→ Instructions to follow: Only the lines holding the string "index" are needed. Copy each one.

→ Source data:
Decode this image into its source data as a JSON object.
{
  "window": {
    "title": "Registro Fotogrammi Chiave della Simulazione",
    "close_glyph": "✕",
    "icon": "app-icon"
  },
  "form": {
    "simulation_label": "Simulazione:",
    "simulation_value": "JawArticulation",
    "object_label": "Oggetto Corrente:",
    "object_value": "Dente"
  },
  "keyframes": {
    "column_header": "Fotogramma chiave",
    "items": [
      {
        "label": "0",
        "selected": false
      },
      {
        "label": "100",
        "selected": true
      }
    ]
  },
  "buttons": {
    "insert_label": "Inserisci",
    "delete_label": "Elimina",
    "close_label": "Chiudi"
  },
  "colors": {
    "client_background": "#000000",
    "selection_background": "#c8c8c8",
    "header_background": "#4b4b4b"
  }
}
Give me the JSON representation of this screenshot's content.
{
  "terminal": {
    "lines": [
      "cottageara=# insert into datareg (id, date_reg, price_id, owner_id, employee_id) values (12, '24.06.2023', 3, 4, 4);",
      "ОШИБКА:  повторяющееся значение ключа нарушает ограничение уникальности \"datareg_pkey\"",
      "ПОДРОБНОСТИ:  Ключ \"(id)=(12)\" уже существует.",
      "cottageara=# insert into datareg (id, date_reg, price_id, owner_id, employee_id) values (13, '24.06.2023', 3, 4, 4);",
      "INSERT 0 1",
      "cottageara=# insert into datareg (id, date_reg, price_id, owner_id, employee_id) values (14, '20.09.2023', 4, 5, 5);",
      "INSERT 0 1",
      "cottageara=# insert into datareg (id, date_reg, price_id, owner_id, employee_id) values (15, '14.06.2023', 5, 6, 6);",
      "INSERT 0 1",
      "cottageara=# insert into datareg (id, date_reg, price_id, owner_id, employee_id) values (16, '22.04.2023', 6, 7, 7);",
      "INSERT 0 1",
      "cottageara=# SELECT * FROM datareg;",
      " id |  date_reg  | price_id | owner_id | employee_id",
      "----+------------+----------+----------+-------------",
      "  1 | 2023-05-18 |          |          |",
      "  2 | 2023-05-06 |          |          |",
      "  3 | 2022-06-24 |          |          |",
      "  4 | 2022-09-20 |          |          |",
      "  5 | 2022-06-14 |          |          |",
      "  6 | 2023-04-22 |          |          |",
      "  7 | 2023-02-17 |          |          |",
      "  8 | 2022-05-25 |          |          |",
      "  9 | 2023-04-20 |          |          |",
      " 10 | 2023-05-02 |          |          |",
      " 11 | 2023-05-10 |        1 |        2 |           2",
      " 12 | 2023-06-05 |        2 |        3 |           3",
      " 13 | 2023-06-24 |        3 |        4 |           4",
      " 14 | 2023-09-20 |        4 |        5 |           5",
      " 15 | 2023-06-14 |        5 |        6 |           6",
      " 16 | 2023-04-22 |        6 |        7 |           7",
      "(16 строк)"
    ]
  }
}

...

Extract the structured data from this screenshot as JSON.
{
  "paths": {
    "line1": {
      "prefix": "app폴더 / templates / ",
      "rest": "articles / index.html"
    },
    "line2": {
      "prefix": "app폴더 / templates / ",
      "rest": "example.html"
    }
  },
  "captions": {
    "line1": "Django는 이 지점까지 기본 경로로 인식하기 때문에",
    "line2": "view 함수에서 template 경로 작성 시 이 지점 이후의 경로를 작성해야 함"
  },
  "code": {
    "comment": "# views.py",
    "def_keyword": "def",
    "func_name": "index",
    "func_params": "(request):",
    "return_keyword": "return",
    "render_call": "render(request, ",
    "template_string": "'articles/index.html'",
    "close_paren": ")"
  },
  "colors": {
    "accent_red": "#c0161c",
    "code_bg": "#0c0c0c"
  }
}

→ Response to the exercise:
      "rest": "articles / index.html"
    "func_name": "index",
    "template_string": "'articles/index.html'",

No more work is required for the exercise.